--- Begin Provided data ---

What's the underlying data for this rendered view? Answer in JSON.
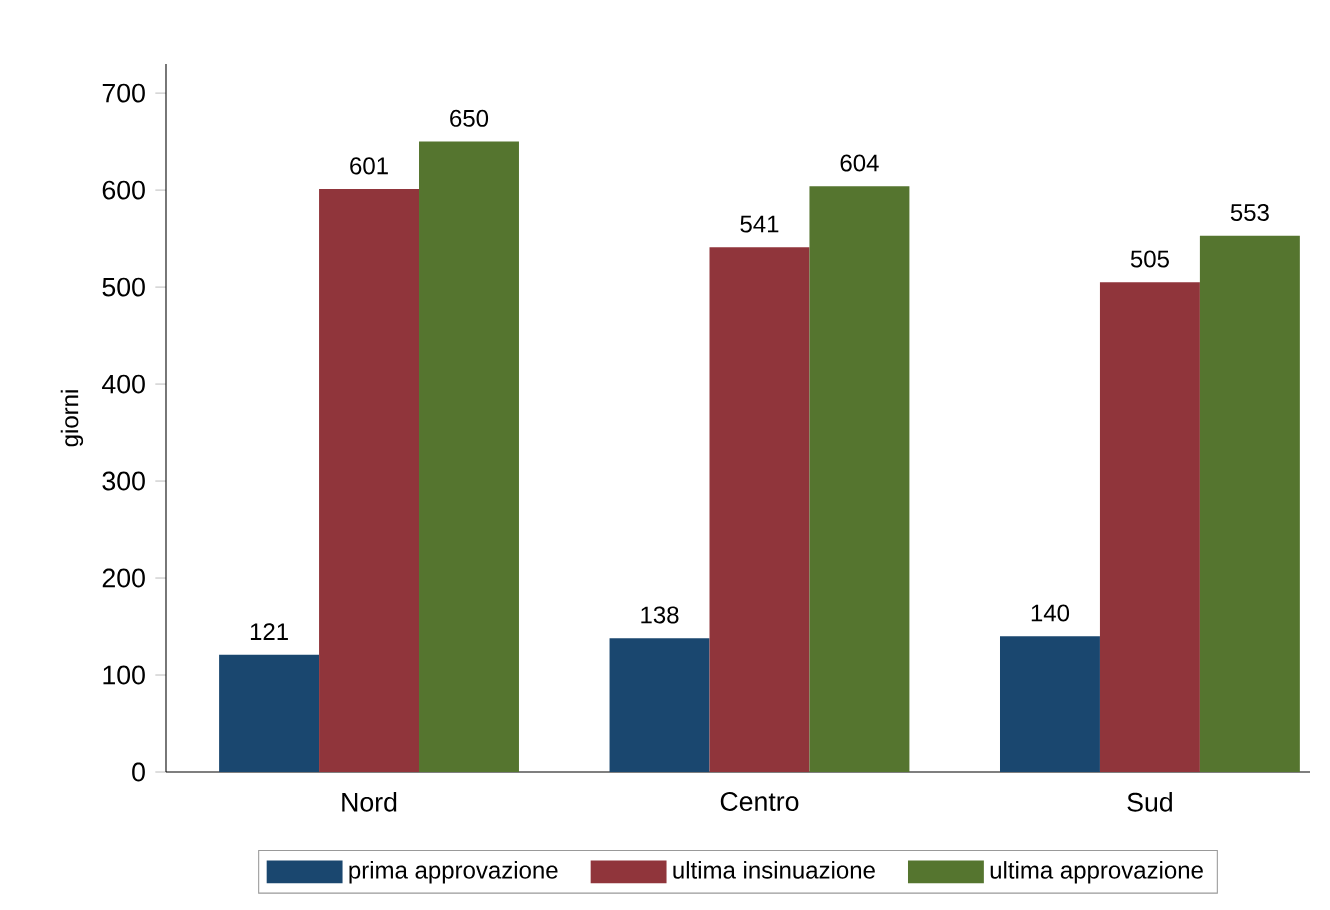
{
  "chart_data": {
    "type": "bar",
    "ylabel": "giorni",
    "categories": [
      "Nord",
      "Centro",
      "Sud"
    ],
    "series": [
      {
        "name": "prima approvazione",
        "color": "#1a476f",
        "values": [
          121,
          138,
          140
        ]
      },
      {
        "name": "ultima insinuazione",
        "color": "#90353b",
        "values": [
          601,
          541,
          505
        ]
      },
      {
        "name": "ultima approvazione",
        "color": "#55752f",
        "values": [
          650,
          604,
          553
        ]
      }
    ],
    "ylim": [
      0,
      730
    ],
    "yticks": [
      0,
      100,
      200,
      300,
      400,
      500,
      600,
      700
    ],
    "data_labels": true,
    "legend": "bottom",
    "grid": false
  }
}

--- End Provided data ---

What is needed – Look through the records and gather each line with the word "color".

Exercise answer –
        "color": "#1a476f",
        "color": "#90353b",
        "color": "#55752f",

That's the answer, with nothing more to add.